**SHORT EXERCISE**: Quote every line of the data below word for word.

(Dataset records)
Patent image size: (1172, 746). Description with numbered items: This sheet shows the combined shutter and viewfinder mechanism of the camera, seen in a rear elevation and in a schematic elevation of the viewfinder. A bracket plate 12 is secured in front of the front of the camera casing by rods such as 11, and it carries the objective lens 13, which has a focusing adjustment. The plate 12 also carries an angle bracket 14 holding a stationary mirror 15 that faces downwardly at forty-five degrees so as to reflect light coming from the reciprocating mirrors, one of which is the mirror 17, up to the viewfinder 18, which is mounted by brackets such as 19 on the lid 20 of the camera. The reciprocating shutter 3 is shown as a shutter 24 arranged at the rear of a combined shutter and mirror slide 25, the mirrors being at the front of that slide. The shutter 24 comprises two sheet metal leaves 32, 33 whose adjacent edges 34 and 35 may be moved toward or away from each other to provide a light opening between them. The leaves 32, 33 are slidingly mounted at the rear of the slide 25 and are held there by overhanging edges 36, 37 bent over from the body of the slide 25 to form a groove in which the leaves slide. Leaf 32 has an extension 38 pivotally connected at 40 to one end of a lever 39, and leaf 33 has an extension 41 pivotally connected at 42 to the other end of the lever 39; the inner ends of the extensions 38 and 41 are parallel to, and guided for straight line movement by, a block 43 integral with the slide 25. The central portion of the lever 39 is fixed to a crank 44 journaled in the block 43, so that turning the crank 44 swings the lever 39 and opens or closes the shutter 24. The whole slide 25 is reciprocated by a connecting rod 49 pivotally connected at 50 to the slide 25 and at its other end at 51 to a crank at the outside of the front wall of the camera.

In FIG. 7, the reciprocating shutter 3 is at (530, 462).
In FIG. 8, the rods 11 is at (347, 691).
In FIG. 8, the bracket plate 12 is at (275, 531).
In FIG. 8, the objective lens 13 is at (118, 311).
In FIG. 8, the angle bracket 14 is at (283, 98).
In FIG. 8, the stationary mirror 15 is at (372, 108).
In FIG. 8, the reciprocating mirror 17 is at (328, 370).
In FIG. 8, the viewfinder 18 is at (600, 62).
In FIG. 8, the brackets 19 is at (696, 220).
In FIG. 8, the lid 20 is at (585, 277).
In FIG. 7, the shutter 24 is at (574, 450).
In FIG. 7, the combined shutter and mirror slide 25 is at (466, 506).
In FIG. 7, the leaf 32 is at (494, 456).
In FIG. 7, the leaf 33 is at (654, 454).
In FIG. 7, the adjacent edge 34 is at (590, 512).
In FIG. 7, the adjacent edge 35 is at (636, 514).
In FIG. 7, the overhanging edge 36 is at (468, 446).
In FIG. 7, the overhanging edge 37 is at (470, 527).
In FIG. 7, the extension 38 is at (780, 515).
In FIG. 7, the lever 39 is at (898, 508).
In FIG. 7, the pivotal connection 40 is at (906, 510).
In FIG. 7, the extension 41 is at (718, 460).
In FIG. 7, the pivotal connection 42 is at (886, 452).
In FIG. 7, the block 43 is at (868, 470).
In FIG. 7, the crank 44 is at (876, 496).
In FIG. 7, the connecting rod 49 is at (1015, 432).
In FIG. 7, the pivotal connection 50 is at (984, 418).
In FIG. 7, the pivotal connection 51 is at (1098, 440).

**TASK ANSWER**:
Patent image size: (1172, 746). Description with numbered items: This sheet shows the combined shutter and viewfinder mechanism of the camera, seen in a rear elevation and in a schematic elevation of the viewfinder. A bracket plate 12 is secured in front of the front of the camera casing by rods such as 11, and it carries the objective lens 13, which has a focusing adjustment. The plate 12 also carries an angle bracket 14 holding a stationary mirror 15 that faces downwardly at forty-five degrees so as to reflect light coming from the reciprocating mirrors, one of which is the mirror 17, up to the viewfinder 18, which is mounted by brackets such as 19 on the lid 20 of the camera. The reciprocating shutter 3 is shown as a shutter 24 arranged at the rear of a combined shutter and mirror slide 25, the mirrors being at the front of that slide. The shutter 24 comprises two sheet metal leaves 32, 33 whose adjacent edges 34 and 35 may be moved toward or away from each other to provide a light opening between them. The leaves 32, 33 are slidingly mounted at the rear of the slide 25 and are held there by overhanging edges 36, 37 bent over from the body of the slide 25 to form a groove in which the leaves slide. Leaf 32 has an extension 38 pivotally connected at 40 to one end of a lever 39, and leaf 33 has an extension 41 pivotally connected at 42 to the other end of the lever 39; the inner ends of the extensions 38 and 41 are parallel to, and guided for straight line movement by, a block 43 integral with the slide 25. The central portion of the lever 39 is fixed to a crank 44 journaled in the block 43, so that turning the crank 44 swings the lever 39 and opens or closes the shutter 24. The whole slide 25 is reciprocated by a connecting rod 49 pivotally connected at 50 to the slide 25 and at its other end at 51 to a crank at the outside of the front wall of the camera.

In FIG. 7, the reciprocating shutter 3 is at (530, 462).
In FIG. 8, the rods 11 is at (347, 691).
In FIG. 8, the bracket plate 12 is at (275, 531).
In FIG. 8, the objective lens 13 is at (118, 311).
In FIG. 8, the angle bracket 14 is at (283, 98).
In FIG. 8, the stationary mirror 15 is at (372, 108).
In FIG. 8, the reciprocating mirror 17 is at (328, 370).
In FIG. 8, the viewfinder 18 is at (600, 62).
In FIG. 8, the brackets 19 is at (696, 220).
In FIG. 8, the lid 20 is at (585, 277).
In FIG. 7, the shutter 24 is at (574, 450).
In FIG. 7, the combined shutter and mirror slide 25 is at (466, 506).
In FIG. 7, the leaf 32 is at (494, 456).
In FIG. 7, the leaf 33 is at (654, 454).
In FIG. 7, the adjacent edge 34 is at (590, 512).
In FIG. 7, the adjacent edge 35 is at (636, 514).
In FIG. 7, the overhanging edge 36 is at (468, 446).
In FIG. 7, the overhanging edge 37 is at (470, 527).
In FIG. 7, the extension 38 is at (780, 515).
In FIG. 7, the lever 39 is at (898, 508).
In FIG. 7, the pivotal connection 40 is at (906, 510).
In FIG. 7, the extension 41 is at (718, 460).
In FIG. 7, the pivotal connection 42 is at (886, 452).
In FIG. 7, the block 43 is at (868, 470).
In FIG. 7, the crank 44 is at (876, 496).
In FIG. 7, the connecting rod 49 is at (1015, 432).
In FIG. 7, the pivotal connection 50 is at (984, 418).
In FIG. 7, the pivotal connection 51 is at (1098, 440).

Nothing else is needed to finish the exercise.